◆ **EXERCISE BRIEF**
Take every line that has the string "this" and copy it out.

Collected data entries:

────────

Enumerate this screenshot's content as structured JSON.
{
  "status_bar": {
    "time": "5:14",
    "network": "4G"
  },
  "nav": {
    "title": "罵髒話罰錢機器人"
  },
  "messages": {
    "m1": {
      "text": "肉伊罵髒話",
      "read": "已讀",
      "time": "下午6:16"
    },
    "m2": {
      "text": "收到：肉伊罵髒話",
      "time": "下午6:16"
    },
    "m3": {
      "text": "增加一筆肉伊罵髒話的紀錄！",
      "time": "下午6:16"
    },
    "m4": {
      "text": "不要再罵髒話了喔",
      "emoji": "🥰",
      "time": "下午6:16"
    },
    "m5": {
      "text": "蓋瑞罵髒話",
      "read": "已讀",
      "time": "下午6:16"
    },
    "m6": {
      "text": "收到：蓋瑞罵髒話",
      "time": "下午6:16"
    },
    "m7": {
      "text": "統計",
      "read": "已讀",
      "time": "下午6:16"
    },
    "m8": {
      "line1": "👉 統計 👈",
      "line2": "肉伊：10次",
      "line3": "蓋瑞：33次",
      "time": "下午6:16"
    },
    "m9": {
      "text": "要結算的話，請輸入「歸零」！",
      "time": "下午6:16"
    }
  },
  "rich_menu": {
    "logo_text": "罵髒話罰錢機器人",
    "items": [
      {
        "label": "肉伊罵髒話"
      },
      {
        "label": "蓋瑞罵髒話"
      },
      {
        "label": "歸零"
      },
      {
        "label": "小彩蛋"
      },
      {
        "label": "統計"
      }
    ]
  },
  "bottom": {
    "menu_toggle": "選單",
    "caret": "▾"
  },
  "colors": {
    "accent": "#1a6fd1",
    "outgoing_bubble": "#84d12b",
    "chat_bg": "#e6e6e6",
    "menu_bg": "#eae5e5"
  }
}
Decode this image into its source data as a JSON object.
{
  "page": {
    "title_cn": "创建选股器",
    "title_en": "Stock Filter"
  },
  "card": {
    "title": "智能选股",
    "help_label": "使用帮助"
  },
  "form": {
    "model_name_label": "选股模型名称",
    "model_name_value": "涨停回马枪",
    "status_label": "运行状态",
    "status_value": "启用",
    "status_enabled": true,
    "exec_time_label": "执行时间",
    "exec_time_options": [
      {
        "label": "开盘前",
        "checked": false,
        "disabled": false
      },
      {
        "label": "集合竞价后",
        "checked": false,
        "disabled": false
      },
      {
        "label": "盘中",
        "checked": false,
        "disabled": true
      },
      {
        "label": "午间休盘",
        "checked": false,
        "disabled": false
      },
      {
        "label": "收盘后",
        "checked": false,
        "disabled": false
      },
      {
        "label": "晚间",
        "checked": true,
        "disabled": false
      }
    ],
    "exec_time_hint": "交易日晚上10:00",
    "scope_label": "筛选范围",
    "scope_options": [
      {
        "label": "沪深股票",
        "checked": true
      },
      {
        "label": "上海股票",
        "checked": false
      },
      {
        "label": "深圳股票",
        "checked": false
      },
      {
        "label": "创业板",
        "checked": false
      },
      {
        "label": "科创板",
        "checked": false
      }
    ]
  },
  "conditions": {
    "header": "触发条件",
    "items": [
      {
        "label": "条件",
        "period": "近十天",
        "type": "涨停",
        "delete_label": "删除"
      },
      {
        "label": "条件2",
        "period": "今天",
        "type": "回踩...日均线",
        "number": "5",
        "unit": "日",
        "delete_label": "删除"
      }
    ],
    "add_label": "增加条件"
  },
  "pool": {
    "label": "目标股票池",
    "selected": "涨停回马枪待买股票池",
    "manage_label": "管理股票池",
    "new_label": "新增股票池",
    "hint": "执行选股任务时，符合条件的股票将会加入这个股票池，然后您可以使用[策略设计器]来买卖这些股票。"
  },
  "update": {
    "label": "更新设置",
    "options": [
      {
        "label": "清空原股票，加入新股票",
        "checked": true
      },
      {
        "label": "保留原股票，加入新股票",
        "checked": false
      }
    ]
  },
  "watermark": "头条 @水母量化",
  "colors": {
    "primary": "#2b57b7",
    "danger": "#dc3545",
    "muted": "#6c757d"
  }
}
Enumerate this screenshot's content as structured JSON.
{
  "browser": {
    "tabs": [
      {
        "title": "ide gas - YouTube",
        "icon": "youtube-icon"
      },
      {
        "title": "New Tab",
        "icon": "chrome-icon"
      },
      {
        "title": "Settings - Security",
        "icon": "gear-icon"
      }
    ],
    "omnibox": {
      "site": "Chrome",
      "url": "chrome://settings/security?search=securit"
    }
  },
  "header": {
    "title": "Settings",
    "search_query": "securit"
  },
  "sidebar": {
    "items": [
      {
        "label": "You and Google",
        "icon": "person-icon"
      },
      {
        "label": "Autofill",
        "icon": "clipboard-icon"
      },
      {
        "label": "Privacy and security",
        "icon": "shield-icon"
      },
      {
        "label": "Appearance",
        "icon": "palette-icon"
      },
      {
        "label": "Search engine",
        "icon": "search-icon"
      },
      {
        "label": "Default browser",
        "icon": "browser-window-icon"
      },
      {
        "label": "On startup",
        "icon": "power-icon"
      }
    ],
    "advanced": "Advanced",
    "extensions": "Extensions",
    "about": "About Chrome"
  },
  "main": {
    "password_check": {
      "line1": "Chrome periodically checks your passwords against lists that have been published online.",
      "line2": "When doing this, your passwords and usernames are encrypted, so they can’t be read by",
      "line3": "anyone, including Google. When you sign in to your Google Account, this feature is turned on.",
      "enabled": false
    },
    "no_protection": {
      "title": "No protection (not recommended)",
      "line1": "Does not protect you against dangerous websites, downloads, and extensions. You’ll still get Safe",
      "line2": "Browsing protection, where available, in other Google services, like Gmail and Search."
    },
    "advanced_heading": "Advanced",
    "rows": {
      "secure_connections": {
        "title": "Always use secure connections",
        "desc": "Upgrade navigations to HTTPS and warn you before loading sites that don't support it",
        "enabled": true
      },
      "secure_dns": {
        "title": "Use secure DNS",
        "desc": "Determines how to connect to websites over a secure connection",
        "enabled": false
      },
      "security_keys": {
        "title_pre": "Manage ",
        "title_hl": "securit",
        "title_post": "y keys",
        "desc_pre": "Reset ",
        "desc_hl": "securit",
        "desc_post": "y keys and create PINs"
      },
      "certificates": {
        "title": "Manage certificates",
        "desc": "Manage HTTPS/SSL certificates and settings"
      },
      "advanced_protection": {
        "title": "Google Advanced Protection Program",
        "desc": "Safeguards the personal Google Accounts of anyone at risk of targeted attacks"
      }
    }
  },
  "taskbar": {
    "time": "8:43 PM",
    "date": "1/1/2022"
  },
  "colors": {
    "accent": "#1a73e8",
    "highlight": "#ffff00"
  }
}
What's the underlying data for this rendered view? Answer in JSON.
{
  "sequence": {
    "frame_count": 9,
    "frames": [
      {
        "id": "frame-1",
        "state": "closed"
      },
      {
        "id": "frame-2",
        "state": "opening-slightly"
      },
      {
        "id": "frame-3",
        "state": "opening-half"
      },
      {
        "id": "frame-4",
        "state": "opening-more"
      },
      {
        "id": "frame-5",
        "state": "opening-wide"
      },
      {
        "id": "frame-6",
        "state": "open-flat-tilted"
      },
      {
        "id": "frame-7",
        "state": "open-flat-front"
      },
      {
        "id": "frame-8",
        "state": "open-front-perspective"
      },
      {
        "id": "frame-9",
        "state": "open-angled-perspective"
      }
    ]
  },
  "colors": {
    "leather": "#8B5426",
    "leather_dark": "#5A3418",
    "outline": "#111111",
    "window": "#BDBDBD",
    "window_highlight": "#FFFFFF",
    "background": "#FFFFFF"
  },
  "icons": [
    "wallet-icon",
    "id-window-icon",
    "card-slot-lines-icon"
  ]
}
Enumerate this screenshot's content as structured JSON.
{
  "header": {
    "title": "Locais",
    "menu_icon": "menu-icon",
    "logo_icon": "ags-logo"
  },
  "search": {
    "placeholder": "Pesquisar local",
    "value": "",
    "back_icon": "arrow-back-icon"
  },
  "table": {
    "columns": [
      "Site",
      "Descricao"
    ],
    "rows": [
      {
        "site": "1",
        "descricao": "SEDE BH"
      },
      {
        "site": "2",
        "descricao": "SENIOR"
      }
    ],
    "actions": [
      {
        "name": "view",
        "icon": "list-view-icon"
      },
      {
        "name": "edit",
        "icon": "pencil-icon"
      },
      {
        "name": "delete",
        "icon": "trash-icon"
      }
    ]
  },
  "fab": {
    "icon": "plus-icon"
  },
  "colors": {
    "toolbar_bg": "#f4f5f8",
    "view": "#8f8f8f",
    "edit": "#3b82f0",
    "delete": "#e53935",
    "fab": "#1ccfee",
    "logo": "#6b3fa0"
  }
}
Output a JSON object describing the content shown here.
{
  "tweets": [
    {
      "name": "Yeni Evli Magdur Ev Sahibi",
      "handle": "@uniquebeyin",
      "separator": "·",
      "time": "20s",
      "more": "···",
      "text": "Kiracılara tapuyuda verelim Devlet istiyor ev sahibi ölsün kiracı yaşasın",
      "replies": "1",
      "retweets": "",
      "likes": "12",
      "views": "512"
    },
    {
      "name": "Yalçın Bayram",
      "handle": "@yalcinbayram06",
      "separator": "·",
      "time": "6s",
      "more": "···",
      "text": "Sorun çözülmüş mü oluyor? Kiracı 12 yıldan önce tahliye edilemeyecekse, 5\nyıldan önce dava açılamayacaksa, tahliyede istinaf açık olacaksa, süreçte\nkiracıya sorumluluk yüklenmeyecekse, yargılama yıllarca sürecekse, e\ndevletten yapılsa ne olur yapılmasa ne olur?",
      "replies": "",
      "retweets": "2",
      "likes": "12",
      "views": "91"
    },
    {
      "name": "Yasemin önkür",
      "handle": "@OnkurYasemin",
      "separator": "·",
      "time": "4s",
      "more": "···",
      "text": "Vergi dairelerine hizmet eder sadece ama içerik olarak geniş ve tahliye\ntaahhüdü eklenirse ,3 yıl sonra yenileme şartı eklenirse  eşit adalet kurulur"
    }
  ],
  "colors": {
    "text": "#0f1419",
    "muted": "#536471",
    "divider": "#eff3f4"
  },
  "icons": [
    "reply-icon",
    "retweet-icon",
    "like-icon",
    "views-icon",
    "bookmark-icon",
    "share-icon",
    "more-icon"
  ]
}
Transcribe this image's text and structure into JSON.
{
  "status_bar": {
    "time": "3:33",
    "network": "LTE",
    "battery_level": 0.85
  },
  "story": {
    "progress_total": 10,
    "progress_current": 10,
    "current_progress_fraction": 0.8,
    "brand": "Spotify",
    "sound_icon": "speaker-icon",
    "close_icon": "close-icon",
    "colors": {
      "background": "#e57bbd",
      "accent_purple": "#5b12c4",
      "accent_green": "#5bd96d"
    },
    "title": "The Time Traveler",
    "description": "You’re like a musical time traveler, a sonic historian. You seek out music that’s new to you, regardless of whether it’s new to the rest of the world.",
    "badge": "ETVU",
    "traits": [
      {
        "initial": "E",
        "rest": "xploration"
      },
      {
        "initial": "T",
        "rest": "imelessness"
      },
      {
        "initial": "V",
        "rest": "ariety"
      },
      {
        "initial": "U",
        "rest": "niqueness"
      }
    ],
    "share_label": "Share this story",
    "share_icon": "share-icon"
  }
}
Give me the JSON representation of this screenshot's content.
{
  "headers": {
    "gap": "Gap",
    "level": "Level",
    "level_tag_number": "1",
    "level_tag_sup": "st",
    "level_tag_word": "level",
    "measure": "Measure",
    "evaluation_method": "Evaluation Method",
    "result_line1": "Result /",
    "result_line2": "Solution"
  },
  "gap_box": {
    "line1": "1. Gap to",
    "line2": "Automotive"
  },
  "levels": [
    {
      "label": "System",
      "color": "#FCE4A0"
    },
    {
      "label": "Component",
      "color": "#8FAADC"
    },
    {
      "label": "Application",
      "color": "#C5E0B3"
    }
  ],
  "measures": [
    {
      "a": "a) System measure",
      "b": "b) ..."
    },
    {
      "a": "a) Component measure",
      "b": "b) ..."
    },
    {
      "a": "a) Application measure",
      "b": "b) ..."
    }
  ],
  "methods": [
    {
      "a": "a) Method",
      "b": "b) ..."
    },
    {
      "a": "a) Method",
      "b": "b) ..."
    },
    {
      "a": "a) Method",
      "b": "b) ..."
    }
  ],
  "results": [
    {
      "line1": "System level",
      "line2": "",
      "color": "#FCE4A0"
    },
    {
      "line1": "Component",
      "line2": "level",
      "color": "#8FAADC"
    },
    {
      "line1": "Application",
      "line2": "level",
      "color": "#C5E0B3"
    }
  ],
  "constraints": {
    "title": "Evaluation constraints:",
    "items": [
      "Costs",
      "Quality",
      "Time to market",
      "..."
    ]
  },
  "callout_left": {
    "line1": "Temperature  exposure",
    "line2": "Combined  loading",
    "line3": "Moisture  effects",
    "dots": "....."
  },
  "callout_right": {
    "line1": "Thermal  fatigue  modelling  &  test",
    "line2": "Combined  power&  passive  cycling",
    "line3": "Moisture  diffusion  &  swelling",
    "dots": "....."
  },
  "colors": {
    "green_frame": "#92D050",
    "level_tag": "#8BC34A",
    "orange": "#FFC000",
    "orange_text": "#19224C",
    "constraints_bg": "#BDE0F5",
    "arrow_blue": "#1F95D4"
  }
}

────────

◆ **CORRECT RESPONSE**
Enumerate this screenshot's content as structured JSON.
Decode this image into its source data as a JSON object.
Enumerate this screenshot's content as structured JSON.
      "line2": "When doing this, your passwords and usernames are encrypted, so they can’t be read by",
      "line3": "anyone, including Google. When you sign in to your Google Account, this feature is turned on.",
What's the underlying data for this rendered view? Answer in JSON.
Enumerate this screenshot's content as structured JSON.
Transcribe this image's text and structure into JSON.
    "share_label": "Share this story",
Give me the JSON representation of this screenshot's content.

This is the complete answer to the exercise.